PROVIDED DATA:
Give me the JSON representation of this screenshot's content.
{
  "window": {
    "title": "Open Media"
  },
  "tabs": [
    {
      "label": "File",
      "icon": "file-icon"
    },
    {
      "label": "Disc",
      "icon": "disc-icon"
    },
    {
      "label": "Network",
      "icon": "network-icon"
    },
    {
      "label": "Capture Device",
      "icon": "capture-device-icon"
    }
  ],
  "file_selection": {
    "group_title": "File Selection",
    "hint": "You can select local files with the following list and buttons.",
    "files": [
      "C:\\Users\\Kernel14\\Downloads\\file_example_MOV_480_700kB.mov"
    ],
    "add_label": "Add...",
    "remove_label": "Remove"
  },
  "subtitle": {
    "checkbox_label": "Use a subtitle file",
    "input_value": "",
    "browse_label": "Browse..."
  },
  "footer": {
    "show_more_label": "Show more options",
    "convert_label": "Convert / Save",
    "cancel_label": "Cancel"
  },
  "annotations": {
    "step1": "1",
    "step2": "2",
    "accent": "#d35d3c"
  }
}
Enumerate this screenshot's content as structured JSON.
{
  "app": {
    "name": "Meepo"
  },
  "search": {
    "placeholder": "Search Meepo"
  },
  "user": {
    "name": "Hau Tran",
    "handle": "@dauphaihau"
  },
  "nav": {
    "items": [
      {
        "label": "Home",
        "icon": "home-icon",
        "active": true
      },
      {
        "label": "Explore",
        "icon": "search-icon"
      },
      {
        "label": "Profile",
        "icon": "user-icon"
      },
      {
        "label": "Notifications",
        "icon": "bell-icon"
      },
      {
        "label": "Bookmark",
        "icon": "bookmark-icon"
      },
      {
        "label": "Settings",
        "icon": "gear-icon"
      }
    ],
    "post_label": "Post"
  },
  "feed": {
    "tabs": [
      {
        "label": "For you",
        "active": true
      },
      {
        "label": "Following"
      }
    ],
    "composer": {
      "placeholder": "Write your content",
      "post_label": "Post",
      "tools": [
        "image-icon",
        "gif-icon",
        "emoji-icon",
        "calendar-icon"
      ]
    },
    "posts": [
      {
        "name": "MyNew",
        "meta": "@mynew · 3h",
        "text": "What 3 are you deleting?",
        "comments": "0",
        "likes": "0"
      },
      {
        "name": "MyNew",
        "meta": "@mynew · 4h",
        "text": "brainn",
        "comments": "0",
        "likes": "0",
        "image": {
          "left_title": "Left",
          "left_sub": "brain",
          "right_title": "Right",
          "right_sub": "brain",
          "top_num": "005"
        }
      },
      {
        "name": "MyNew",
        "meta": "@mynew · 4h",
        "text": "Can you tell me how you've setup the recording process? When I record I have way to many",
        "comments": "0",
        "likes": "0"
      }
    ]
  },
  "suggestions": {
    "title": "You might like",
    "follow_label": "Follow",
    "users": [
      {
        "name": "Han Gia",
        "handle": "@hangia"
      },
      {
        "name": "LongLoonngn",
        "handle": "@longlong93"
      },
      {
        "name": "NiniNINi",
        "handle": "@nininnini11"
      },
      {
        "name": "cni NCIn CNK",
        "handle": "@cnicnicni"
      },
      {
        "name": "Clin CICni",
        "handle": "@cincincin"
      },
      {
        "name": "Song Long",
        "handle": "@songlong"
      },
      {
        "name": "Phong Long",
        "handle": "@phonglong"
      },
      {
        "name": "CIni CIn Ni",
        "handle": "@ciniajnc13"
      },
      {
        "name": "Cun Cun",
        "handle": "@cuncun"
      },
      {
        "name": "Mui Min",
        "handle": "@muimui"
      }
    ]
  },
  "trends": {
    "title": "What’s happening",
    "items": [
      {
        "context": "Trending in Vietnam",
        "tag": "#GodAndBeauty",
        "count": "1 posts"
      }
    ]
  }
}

WHAT YOU HAVE TO DO: Read the entries above, then pull out the lines that include "this".

COMPLETED EXERCISE:
Give me the JSON representation of this screenshot's content.
Enumerate this screenshot's content as structured JSON.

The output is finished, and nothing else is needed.